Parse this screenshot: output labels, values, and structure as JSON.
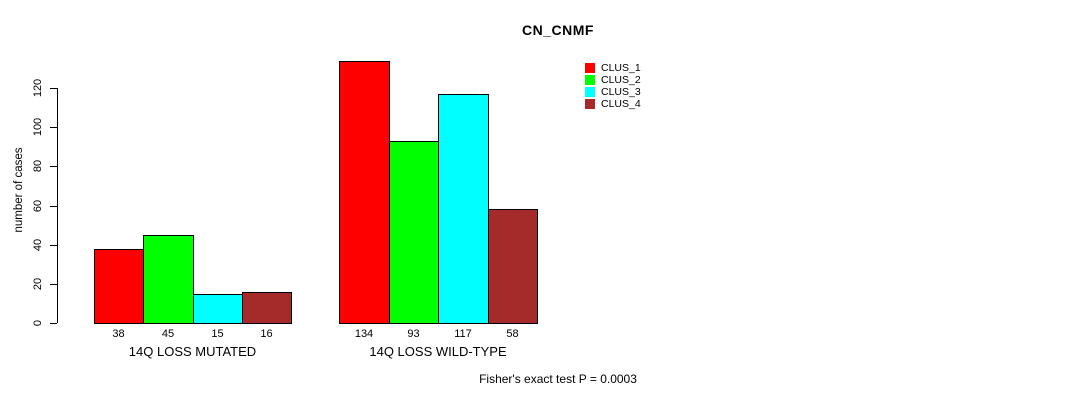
{
  "chart_data": {
    "type": "bar",
    "title": "CN_CNMF",
    "ylabel": "number of cases",
    "xlabel": "",
    "categories": [
      "14Q LOSS MUTATED",
      "14Q LOSS WILD-TYPE"
    ],
    "series": [
      {
        "name": "CLUS_1",
        "color": "#ff0000",
        "values": [
          38,
          134
        ]
      },
      {
        "name": "CLUS_2",
        "color": "#00ff00",
        "values": [
          45,
          93
        ]
      },
      {
        "name": "CLUS_3",
        "color": "#00ffff",
        "values": [
          15,
          117
        ]
      },
      {
        "name": "CLUS_4",
        "color": "#a52a2a",
        "values": [
          16,
          58
        ]
      }
    ],
    "yticks": [
      0,
      20,
      40,
      60,
      80,
      100,
      120
    ],
    "ylim": [
      0,
      135
    ],
    "grid": false,
    "bar_value_labels_shown": true,
    "legend_position": "top-right",
    "annotation": "Fisher's exact test P = 0.0003"
  }
}
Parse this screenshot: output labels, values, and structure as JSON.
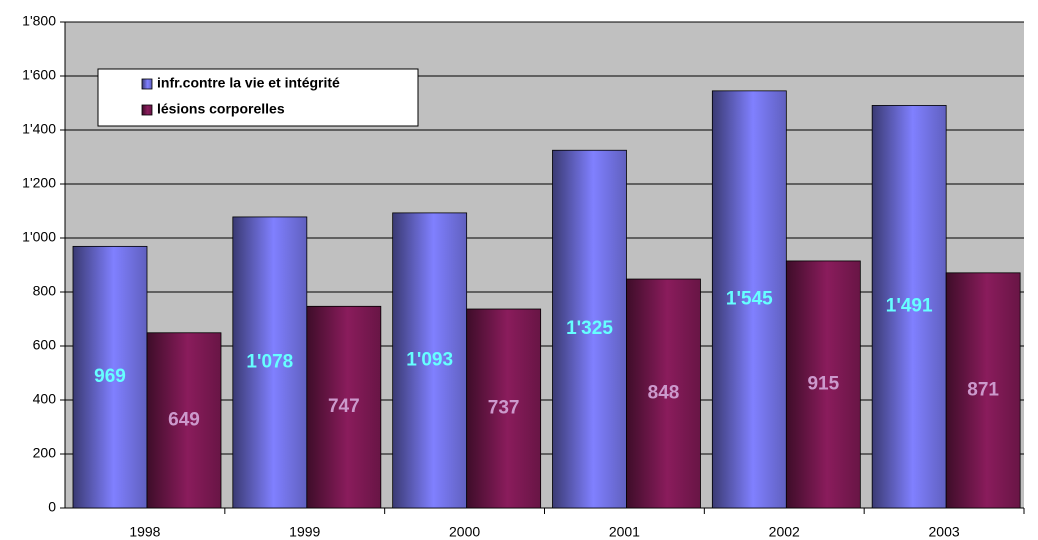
{
  "chart_data": {
    "type": "bar",
    "categories": [
      "1998",
      "1999",
      "2000",
      "2001",
      "2002",
      "2003"
    ],
    "series": [
      {
        "name": "infr.contre la vie et intégrité",
        "color": "#8080ff",
        "label_color": "#66ffff",
        "values": [
          969,
          1078,
          1093,
          1325,
          1545,
          1491
        ],
        "value_labels": [
          "969",
          "1'078",
          "1'093",
          "1'325",
          "1'545",
          "1'491"
        ]
      },
      {
        "name": "lésions corporelles",
        "color": "#8a1c5c",
        "label_color": "#cc99cc",
        "values": [
          649,
          747,
          737,
          848,
          915,
          871
        ],
        "value_labels": [
          "649",
          "747",
          "737",
          "848",
          "915",
          "871"
        ]
      }
    ],
    "ylim": [
      0,
      1800
    ],
    "yticks": [
      0,
      200,
      400,
      600,
      800,
      {
        "value": 1000,
        "label": "1'000"
      },
      {
        "value": 1200,
        "label": "1'200"
      },
      {
        "value": 1400,
        "label": "1'400"
      },
      {
        "value": 1600,
        "label": "1'600"
      },
      {
        "value": 1800,
        "label": "1'800"
      }
    ],
    "grid": true,
    "legend": "top-left"
  }
}
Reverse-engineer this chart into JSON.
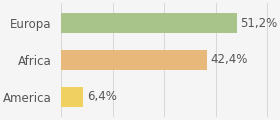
{
  "categories": [
    "America",
    "Africa",
    "Europa"
  ],
  "values": [
    6.4,
    42.4,
    51.2
  ],
  "labels": [
    "6,4%",
    "42,4%",
    "51,2%"
  ],
  "bar_colors": [
    "#f0d060",
    "#e8b87a",
    "#a8c48a"
  ],
  "background_color": "#f5f5f5",
  "xlim": [
    0,
    62
  ],
  "bar_height": 0.55,
  "label_fontsize": 8.5,
  "tick_fontsize": 8.5,
  "label_color": "#555555",
  "tick_color": "#555555",
  "grid_color": "#cccccc",
  "grid_positions": [
    0,
    15,
    30,
    45,
    60
  ]
}
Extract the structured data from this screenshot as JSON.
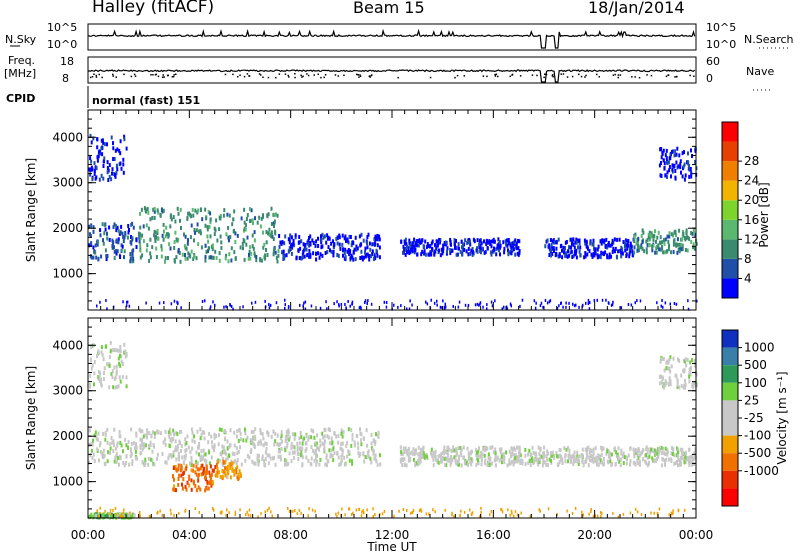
{
  "header": {
    "station": "Halley (fitACF)",
    "beam": "Beam 15",
    "date": "18/Jan/2014"
  },
  "top_panels": {
    "nsky_label": "N.Sky",
    "nsky_ticks": [
      "10^5",
      "10^0"
    ],
    "nsearch_label": "N.Search",
    "nsearch_ticks": [
      "10^5",
      "10^0"
    ],
    "freq_label": "Freq.",
    "freq_unit": "[MHz]",
    "freq_ticks": [
      "18",
      "8"
    ],
    "nave_label": "Nave",
    "nave_ticks": [
      "60",
      "0"
    ],
    "cpid_label": "CPID",
    "cpid_text": "normal (fast) 151"
  },
  "chart_data": [
    {
      "type": "heatmap",
      "name": "power",
      "ylabel": "Slant Range [km]",
      "ylim": [
        200,
        4600
      ],
      "yticks": [
        "1000",
        "2000",
        "3000",
        "4000"
      ],
      "colorbar_label": "Power [dB]",
      "colorbar_ticks": [
        "4",
        "8",
        "12",
        "16",
        "20",
        "24",
        "28"
      ],
      "colors": [
        "#0000ff",
        "#1f4fa8",
        "#3a8a70",
        "#5ab96e",
        "#7cd42c",
        "#f2b400",
        "#f07f00",
        "#e84000",
        "#ff0000"
      ],
      "bands": [
        {
          "t": [
            0.0,
            2.0
          ],
          "r": [
            1300,
            2150
          ],
          "level": 1
        },
        {
          "t": [
            2.0,
            7.5
          ],
          "r": [
            1300,
            2500
          ],
          "level": 2
        },
        {
          "t": [
            7.5,
            11.5
          ],
          "r": [
            1350,
            1900
          ],
          "level": 0
        },
        {
          "t": [
            12.3,
            17.0
          ],
          "r": [
            1450,
            1800
          ],
          "level": 0
        },
        {
          "t": [
            18.0,
            21.5
          ],
          "r": [
            1400,
            1800
          ],
          "level": 0
        },
        {
          "t": [
            21.5,
            24.0
          ],
          "r": [
            1500,
            2000
          ],
          "level": 2
        },
        {
          "t": [
            0.0,
            1.5
          ],
          "r": [
            3100,
            4100
          ],
          "level": 0
        },
        {
          "t": [
            22.5,
            24.0
          ],
          "r": [
            3100,
            3800
          ],
          "level": 0
        }
      ]
    },
    {
      "type": "heatmap",
      "name": "velocity",
      "ylabel": "Slant Range [km]",
      "ylim": [
        200,
        4600
      ],
      "yticks": [
        "1000",
        "2000",
        "3000",
        "4000"
      ],
      "colorbar_label": "Velocity [m s⁻¹]",
      "colorbar_ticks": [
        "1000",
        "500",
        "100",
        "25",
        "-25",
        "-100",
        "-500",
        "-1000"
      ],
      "colors": [
        "#1030c0",
        "#3a7fa8",
        "#2e9a5a",
        "#6fcf3e",
        "#c8c8c8",
        "#c8c8c8",
        "#f2a000",
        "#f07000",
        "#e83000",
        "#ff0000"
      ],
      "bands": [
        {
          "t": [
            0.0,
            11.5
          ],
          "r": [
            1400,
            2200
          ],
          "level": 4
        },
        {
          "t": [
            12.3,
            24.0
          ],
          "r": [
            1400,
            1800
          ],
          "level": 4
        },
        {
          "t": [
            3.3,
            5.0
          ],
          "r": [
            850,
            1400
          ],
          "level": 7
        },
        {
          "t": [
            5.0,
            6.0
          ],
          "r": [
            1100,
            1500
          ],
          "level": 6
        },
        {
          "t": [
            0.0,
            1.5
          ],
          "r": [
            3100,
            4100
          ],
          "level": 4
        },
        {
          "t": [
            22.5,
            24.0
          ],
          "r": [
            3100,
            3800
          ],
          "level": 4
        },
        {
          "t": [
            0.0,
            1.8
          ],
          "r": [
            250,
            330
          ],
          "level": 3
        }
      ]
    }
  ],
  "xaxis": {
    "label": "Time UT",
    "ticks": [
      "00:00",
      "04:00",
      "08:00",
      "12:00",
      "16:00",
      "20:00",
      "00:00"
    ]
  }
}
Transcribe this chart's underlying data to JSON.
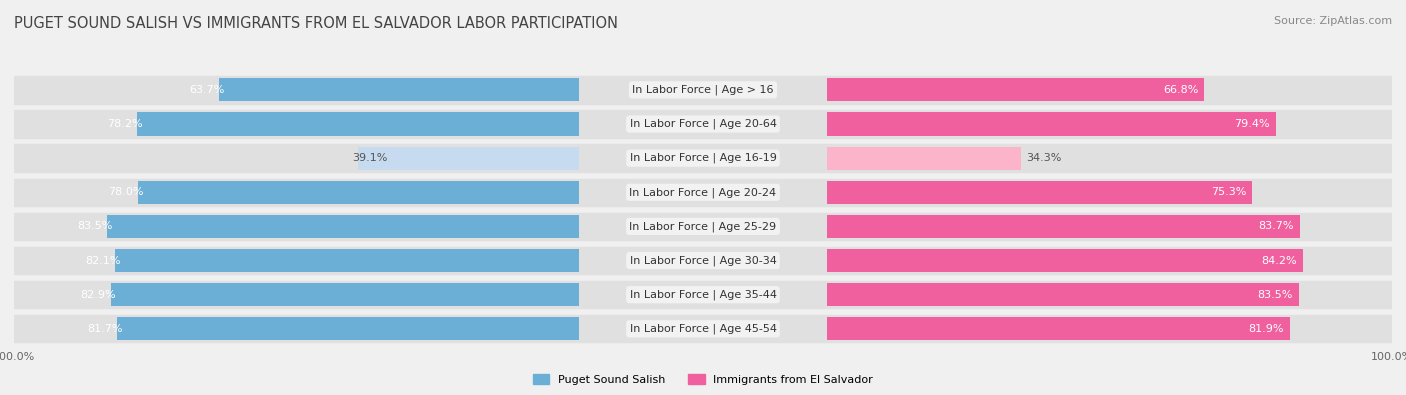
{
  "title": "PUGET SOUND SALISH VS IMMIGRANTS FROM EL SALVADOR LABOR PARTICIPATION",
  "source": "Source: ZipAtlas.com",
  "categories": [
    "In Labor Force | Age > 16",
    "In Labor Force | Age 20-64",
    "In Labor Force | Age 16-19",
    "In Labor Force | Age 20-24",
    "In Labor Force | Age 25-29",
    "In Labor Force | Age 30-34",
    "In Labor Force | Age 35-44",
    "In Labor Force | Age 45-54"
  ],
  "salish_values": [
    63.7,
    78.2,
    39.1,
    78.0,
    83.5,
    82.1,
    82.9,
    81.7
  ],
  "salvador_values": [
    66.8,
    79.4,
    34.3,
    75.3,
    83.7,
    84.2,
    83.5,
    81.9
  ],
  "salish_color_strong": "#6baed6",
  "salish_color_light": "#c6dbef",
  "salvador_color_strong": "#f0609e",
  "salvador_color_light": "#fbb4c9",
  "bar_height": 0.68,
  "legend_salish": "Puget Sound Salish",
  "legend_salvador": "Immigrants from El Salvador",
  "bg_color": "#f0f0f0",
  "row_bg_color": "#e0e0e0",
  "title_fontsize": 10.5,
  "source_fontsize": 8,
  "label_fontsize": 8,
  "value_fontsize": 8,
  "axis_tick_fontsize": 8,
  "center_label_bg": "#f5f5f5"
}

==========

▶ Work instructions
How many lines in the records hold the string "Force"? Reply with the number alone.

▶ Correct answer
8